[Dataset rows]
↓
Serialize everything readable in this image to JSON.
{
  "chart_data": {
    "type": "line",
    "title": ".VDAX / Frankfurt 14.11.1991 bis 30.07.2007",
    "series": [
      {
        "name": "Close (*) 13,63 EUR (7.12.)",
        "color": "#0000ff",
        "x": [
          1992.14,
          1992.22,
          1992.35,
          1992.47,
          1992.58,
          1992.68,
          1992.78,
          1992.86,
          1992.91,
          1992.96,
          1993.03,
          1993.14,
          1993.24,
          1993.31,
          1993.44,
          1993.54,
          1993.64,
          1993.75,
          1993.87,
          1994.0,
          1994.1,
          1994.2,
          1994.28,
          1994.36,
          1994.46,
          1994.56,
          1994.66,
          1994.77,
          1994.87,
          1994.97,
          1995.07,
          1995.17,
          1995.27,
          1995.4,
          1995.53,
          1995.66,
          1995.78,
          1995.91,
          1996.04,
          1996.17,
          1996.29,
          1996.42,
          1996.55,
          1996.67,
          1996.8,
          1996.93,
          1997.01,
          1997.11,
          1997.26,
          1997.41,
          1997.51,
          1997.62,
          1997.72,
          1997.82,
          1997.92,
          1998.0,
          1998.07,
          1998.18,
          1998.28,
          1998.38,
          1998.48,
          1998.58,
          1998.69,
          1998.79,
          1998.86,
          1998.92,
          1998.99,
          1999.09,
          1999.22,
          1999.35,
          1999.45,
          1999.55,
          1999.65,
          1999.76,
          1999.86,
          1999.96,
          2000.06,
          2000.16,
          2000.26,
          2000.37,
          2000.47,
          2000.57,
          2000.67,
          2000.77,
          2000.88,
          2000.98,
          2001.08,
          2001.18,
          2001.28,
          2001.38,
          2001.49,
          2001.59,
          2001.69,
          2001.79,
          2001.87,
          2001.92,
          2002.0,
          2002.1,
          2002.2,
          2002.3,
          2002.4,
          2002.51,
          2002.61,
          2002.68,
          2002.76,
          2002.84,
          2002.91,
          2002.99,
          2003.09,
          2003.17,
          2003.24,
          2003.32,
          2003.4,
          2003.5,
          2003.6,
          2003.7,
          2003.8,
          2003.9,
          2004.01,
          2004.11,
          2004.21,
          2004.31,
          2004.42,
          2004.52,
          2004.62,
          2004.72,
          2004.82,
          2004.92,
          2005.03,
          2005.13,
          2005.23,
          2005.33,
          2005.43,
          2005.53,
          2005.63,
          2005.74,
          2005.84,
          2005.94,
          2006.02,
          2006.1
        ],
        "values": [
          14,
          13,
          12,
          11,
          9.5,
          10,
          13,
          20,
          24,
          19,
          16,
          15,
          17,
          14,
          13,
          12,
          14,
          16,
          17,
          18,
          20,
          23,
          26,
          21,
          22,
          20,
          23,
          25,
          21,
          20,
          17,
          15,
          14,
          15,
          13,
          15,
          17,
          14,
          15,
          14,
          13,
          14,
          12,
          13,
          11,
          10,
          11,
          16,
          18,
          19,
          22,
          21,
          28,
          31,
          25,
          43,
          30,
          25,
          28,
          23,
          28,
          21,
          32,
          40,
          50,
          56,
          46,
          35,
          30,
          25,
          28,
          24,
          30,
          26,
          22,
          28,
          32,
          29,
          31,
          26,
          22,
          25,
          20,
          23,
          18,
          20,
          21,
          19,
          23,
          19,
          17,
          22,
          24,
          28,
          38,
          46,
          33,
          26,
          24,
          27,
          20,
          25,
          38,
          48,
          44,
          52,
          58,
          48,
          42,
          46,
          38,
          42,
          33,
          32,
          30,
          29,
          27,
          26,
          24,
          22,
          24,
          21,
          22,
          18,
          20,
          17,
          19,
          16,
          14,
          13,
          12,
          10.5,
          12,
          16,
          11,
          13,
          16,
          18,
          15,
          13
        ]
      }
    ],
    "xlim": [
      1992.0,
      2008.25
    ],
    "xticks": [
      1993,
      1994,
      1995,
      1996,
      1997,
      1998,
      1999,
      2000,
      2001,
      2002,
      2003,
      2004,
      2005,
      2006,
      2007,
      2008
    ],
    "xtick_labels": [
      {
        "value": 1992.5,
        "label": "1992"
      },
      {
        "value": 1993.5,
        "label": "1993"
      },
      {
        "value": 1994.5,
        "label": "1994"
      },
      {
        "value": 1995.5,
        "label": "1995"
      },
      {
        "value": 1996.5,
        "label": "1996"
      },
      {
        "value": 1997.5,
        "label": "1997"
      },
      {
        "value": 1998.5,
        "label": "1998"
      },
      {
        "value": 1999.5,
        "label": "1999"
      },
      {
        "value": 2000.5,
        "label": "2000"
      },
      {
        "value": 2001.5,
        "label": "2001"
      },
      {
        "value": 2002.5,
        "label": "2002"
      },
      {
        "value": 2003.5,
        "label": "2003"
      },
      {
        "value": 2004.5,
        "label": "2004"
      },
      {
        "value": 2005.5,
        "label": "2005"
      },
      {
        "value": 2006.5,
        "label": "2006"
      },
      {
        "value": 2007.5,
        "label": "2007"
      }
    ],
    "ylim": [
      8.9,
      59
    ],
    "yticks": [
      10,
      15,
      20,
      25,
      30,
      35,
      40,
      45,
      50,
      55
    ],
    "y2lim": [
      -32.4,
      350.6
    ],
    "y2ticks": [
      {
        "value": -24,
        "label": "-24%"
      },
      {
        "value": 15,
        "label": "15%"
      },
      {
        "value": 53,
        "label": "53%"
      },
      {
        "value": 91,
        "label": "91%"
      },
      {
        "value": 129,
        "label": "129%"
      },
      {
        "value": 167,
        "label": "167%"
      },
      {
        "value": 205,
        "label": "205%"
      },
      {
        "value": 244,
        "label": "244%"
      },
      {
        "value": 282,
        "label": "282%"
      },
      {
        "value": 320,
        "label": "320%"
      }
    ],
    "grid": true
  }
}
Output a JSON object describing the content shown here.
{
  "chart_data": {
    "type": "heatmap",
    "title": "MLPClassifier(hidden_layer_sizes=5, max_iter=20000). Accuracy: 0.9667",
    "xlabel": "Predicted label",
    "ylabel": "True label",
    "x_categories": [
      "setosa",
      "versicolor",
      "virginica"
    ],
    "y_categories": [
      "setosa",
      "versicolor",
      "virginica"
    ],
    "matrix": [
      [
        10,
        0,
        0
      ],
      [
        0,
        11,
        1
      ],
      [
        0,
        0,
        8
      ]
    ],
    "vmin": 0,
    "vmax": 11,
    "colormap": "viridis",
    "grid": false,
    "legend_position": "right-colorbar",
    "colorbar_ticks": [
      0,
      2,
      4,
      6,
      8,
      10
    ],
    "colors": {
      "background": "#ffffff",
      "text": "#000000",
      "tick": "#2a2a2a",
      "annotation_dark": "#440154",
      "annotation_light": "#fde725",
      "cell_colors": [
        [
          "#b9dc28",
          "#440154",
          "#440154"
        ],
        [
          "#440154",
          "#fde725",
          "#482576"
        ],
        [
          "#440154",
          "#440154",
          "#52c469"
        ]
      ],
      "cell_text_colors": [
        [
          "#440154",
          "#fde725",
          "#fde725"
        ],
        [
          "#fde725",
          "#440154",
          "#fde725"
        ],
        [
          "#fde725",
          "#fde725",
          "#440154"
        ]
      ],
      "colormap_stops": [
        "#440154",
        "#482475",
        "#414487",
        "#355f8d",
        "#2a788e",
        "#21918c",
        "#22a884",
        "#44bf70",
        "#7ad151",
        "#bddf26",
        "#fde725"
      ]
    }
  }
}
↑
Short problem -
Find each line holding the word "title" and copy it.

The solution -
    "title": ".VDAX / Frankfurt 14.11.1991 bis 30.07.2007",
    "title": "MLPClassifier(hidden_layer_sizes=5, max_iter=20000). Accuracy: 0.9667",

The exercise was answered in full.